Structured figure records:
# # # # #
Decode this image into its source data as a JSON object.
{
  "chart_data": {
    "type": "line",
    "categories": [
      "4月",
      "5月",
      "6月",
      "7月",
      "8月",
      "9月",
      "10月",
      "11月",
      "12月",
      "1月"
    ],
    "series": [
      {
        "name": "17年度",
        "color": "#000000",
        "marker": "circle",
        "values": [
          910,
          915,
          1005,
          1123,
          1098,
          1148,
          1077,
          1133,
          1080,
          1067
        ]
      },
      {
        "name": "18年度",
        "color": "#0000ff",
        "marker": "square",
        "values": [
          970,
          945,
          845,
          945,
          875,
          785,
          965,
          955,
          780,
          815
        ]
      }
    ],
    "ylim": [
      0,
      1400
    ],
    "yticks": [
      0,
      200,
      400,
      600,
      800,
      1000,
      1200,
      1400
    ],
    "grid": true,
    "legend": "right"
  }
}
# # # # #
→ **STATED TASK**
Take the entries and copy them out exactly.

→ **COMPLETE RESPONSE**
Decode this image into its source data as a JSON object.
{
  "chart_data": {
    "type": "line",
    "categories": [
      "4月",
      "5月",
      "6月",
      "7月",
      "8月",
      "9月",
      "10月",
      "11月",
      "12月",
      "1月"
    ],
    "series": [
      {
        "name": "17年度",
        "color": "#000000",
        "marker": "circle",
        "values": [
          910,
          915,
          1005,
          1123,
          1098,
          1148,
          1077,
          1133,
          1080,
          1067
        ]
      },
      {
        "name": "18年度",
        "color": "#0000ff",
        "marker": "square",
        "values": [
          970,
          945,
          845,
          945,
          875,
          785,
          965,
          955,
          780,
          815
        ]
      }
    ],
    "ylim": [
      0,
      1400
    ],
    "yticks": [
      0,
      200,
      400,
      600,
      800,
      1000,
      1200,
      1400
    ],
    "grid": true,
    "legend": "right"
  }
}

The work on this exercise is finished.